* **WHAT TO PRODUCE**
Will you extract the entries word for word? Images should not appear in the copy.

------ SUPPLIED MATERIAL ------

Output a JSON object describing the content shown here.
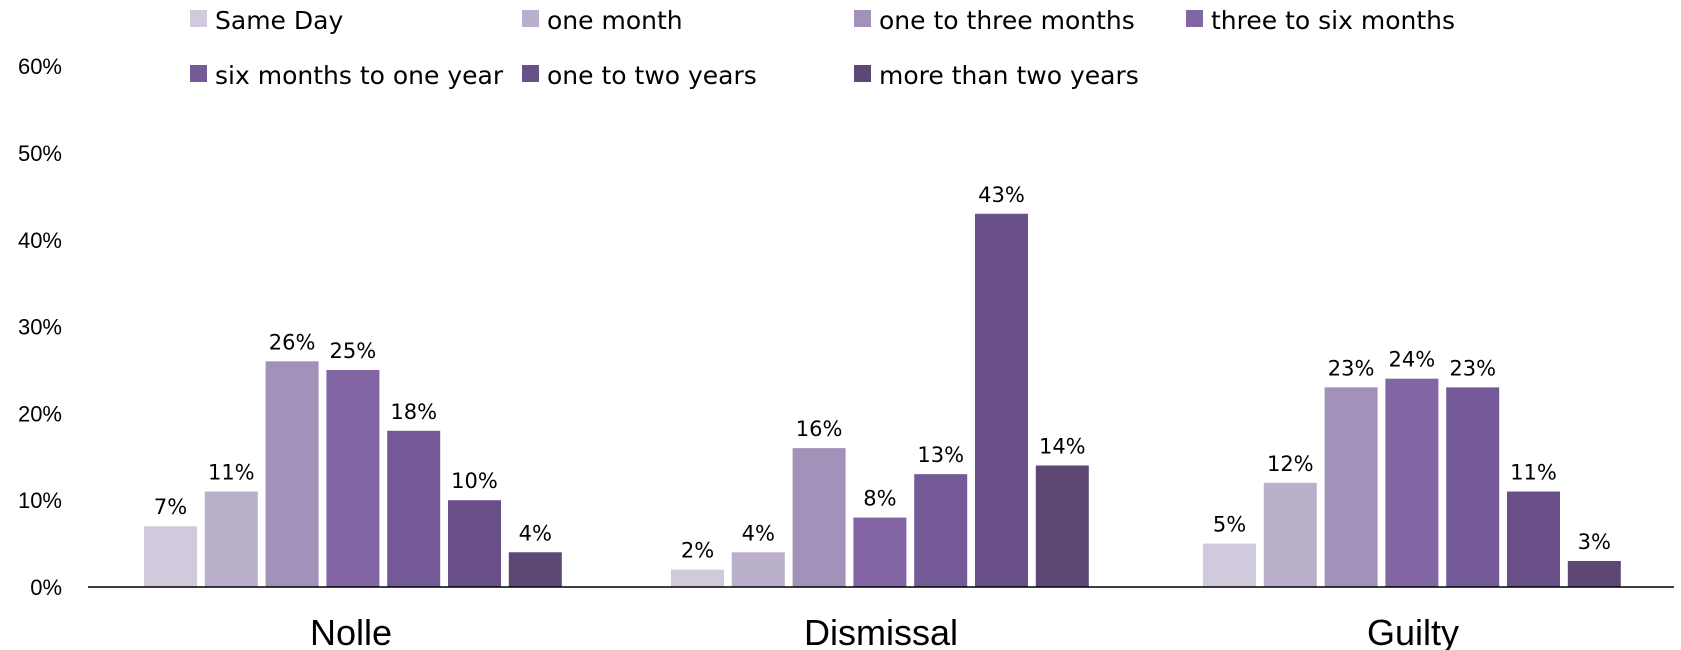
{
  "chart_data": {
    "type": "bar",
    "title": "",
    "xlabel": "",
    "ylabel": "",
    "categories": [
      "Nolle",
      "Dismissal",
      "Guilty"
    ],
    "ylim": [
      0,
      60
    ],
    "y_ticks": [
      "0%",
      "10%",
      "20%",
      "30%",
      "40%",
      "50%",
      "60%"
    ],
    "y_tick_values": [
      0,
      10,
      20,
      30,
      40,
      50,
      60
    ],
    "grid": false,
    "legend_position": "top",
    "series": [
      {
        "name": "Same Day",
        "color": "#d1cadd",
        "values": [
          7,
          2,
          5
        ],
        "labels": [
          "7%",
          "2%",
          "5%"
        ]
      },
      {
        "name": "one month",
        "color": "#bab0cc",
        "values": [
          11,
          4,
          12
        ],
        "labels": [
          "11%",
          "4%",
          "12%"
        ]
      },
      {
        "name": "one to three months",
        "color": "#a292b9",
        "values": [
          26,
          16,
          23
        ],
        "labels": [
          "26%",
          "16%",
          "23%"
        ]
      },
      {
        "name": "three to six months",
        "color": "#8265a3",
        "values": [
          25,
          8,
          24
        ],
        "labels": [
          "25%",
          "8%",
          "24%"
        ]
      },
      {
        "name": "six months to one year",
        "color": "#745b97",
        "values": [
          18,
          13,
          23
        ],
        "labels": [
          "18%",
          "13%",
          "23%"
        ]
      },
      {
        "name": "one to two years",
        "color": "#6a5089",
        "values": [
          10,
          43,
          11
        ],
        "labels": [
          "10%",
          "43%",
          "11%"
        ]
      },
      {
        "name": "more than two years",
        "color": "#5c4775",
        "values": [
          4,
          14,
          3
        ],
        "labels": [
          "4%",
          "14%",
          "3%"
        ]
      }
    ]
  }
}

------

* **TASK OUTPUT**
Output a JSON object describing the content shown here.
{
  "chart_data": {
    "type": "bar",
    "title": "",
    "xlabel": "",
    "ylabel": "",
    "categories": [
      "Nolle",
      "Dismissal",
      "Guilty"
    ],
    "ylim": [
      0,
      60
    ],
    "y_ticks": [
      "0%",
      "10%",
      "20%",
      "30%",
      "40%",
      "50%",
      "60%"
    ],
    "y_tick_values": [
      0,
      10,
      20,
      30,
      40,
      50,
      60
    ],
    "grid": false,
    "legend_position": "top",
    "series": [
      {
        "name": "Same Day",
        "color": "#d1cadd",
        "values": [
          7,
          2,
          5
        ],
        "labels": [
          "7%",
          "2%",
          "5%"
        ]
      },
      {
        "name": "one month",
        "color": "#bab0cc",
        "values": [
          11,
          4,
          12
        ],
        "labels": [
          "11%",
          "4%",
          "12%"
        ]
      },
      {
        "name": "one to three months",
        "color": "#a292b9",
        "values": [
          26,
          16,
          23
        ],
        "labels": [
          "26%",
          "16%",
          "23%"
        ]
      },
      {
        "name": "three to six months",
        "color": "#8265a3",
        "values": [
          25,
          8,
          24
        ],
        "labels": [
          "25%",
          "8%",
          "24%"
        ]
      },
      {
        "name": "six months to one year",
        "color": "#745b97",
        "values": [
          18,
          13,
          23
        ],
        "labels": [
          "18%",
          "13%",
          "23%"
        ]
      },
      {
        "name": "one to two years",
        "color": "#6a5089",
        "values": [
          10,
          43,
          11
        ],
        "labels": [
          "10%",
          "43%",
          "11%"
        ]
      },
      {
        "name": "more than two years",
        "color": "#5c4775",
        "values": [
          4,
          14,
          3
        ],
        "labels": [
          "4%",
          "14%",
          "3%"
        ]
      }
    ]
  }
}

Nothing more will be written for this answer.